§ **WORKING DATA**:
● ● ●
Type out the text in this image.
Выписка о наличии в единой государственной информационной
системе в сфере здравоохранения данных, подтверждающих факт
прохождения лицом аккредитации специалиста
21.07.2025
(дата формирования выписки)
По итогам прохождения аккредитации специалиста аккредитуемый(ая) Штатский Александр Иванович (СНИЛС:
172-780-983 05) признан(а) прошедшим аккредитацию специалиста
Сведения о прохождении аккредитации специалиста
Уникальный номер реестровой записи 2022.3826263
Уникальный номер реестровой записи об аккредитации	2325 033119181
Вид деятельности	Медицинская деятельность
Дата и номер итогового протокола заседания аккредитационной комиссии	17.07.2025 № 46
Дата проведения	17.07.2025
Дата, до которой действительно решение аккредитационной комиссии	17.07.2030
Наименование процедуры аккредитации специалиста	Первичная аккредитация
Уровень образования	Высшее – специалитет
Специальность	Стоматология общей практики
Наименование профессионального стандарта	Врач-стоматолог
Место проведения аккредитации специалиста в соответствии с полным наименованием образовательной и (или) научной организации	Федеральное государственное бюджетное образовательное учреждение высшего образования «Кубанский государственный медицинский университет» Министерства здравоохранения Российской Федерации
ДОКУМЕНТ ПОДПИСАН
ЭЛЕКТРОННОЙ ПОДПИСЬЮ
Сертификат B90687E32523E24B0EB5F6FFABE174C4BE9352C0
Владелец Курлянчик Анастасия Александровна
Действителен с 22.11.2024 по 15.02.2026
● ● ●
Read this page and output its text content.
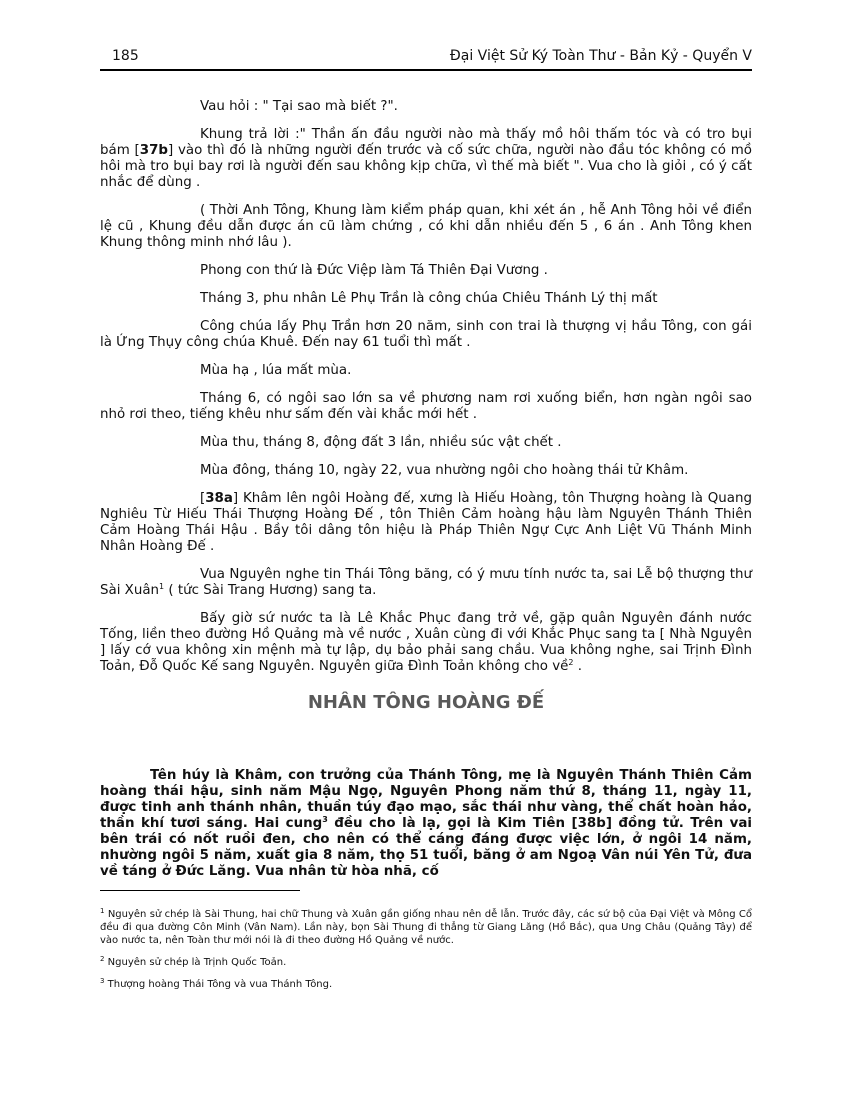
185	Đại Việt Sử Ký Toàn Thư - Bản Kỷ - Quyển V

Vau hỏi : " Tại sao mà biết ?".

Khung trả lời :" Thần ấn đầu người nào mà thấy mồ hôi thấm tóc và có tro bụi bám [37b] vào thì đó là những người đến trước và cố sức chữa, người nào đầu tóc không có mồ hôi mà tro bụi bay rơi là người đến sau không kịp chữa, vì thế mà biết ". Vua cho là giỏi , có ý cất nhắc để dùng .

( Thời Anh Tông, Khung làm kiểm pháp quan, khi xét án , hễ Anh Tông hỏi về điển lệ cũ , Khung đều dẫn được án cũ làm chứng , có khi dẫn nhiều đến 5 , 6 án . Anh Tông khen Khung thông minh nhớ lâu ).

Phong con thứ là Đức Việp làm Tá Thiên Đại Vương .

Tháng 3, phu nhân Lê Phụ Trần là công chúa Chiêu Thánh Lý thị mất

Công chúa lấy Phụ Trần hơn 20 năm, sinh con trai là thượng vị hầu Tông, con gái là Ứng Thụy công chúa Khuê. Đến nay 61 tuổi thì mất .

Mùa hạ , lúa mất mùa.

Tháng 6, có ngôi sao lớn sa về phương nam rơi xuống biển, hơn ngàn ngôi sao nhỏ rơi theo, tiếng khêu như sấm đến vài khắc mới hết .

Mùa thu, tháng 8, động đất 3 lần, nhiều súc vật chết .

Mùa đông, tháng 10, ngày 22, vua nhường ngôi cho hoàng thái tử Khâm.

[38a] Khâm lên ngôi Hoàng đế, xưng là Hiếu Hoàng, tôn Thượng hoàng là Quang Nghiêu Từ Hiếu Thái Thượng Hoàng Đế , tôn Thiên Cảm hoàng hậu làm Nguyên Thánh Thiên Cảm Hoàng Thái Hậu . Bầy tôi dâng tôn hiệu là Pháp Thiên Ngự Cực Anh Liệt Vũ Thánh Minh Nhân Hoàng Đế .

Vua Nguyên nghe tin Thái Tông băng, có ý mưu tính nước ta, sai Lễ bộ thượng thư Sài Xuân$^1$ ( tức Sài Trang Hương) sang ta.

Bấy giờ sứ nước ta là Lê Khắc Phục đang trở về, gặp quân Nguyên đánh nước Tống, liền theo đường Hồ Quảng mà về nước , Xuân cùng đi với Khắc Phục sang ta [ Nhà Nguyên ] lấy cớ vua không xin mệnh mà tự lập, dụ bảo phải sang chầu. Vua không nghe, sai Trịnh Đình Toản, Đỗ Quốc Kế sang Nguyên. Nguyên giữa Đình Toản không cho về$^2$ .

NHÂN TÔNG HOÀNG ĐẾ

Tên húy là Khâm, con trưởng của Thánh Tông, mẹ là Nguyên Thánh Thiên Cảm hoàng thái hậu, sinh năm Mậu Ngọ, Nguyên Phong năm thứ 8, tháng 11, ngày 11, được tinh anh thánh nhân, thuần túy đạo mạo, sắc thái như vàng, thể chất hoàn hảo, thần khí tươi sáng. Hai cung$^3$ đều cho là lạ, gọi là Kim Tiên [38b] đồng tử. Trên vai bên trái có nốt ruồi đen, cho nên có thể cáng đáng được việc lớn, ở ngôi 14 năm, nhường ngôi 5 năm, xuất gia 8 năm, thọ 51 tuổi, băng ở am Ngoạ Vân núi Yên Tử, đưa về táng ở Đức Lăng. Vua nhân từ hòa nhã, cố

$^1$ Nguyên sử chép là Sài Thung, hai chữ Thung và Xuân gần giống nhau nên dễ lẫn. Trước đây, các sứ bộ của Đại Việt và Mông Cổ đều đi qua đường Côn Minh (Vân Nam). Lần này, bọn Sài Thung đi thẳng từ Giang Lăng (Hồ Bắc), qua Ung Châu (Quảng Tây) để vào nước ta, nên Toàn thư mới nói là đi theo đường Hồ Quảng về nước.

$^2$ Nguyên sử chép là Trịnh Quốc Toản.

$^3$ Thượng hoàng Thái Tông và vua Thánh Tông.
● ● ●
§ **WHAT YOU NEED TO DO**: Copy out the lines that hold "проведения".

§ **RESULT BELOW**:
Дата проведения	17.07.2025
Место проведения аккредитации специалиста в соответствии с полным наименованием образовательной и (или) научной организации	Федеральное государственное бюджетное образовательное учреждение высшего образования «Кубанский государственный медицинский университет» Министерства здравоохранения Российской Федерации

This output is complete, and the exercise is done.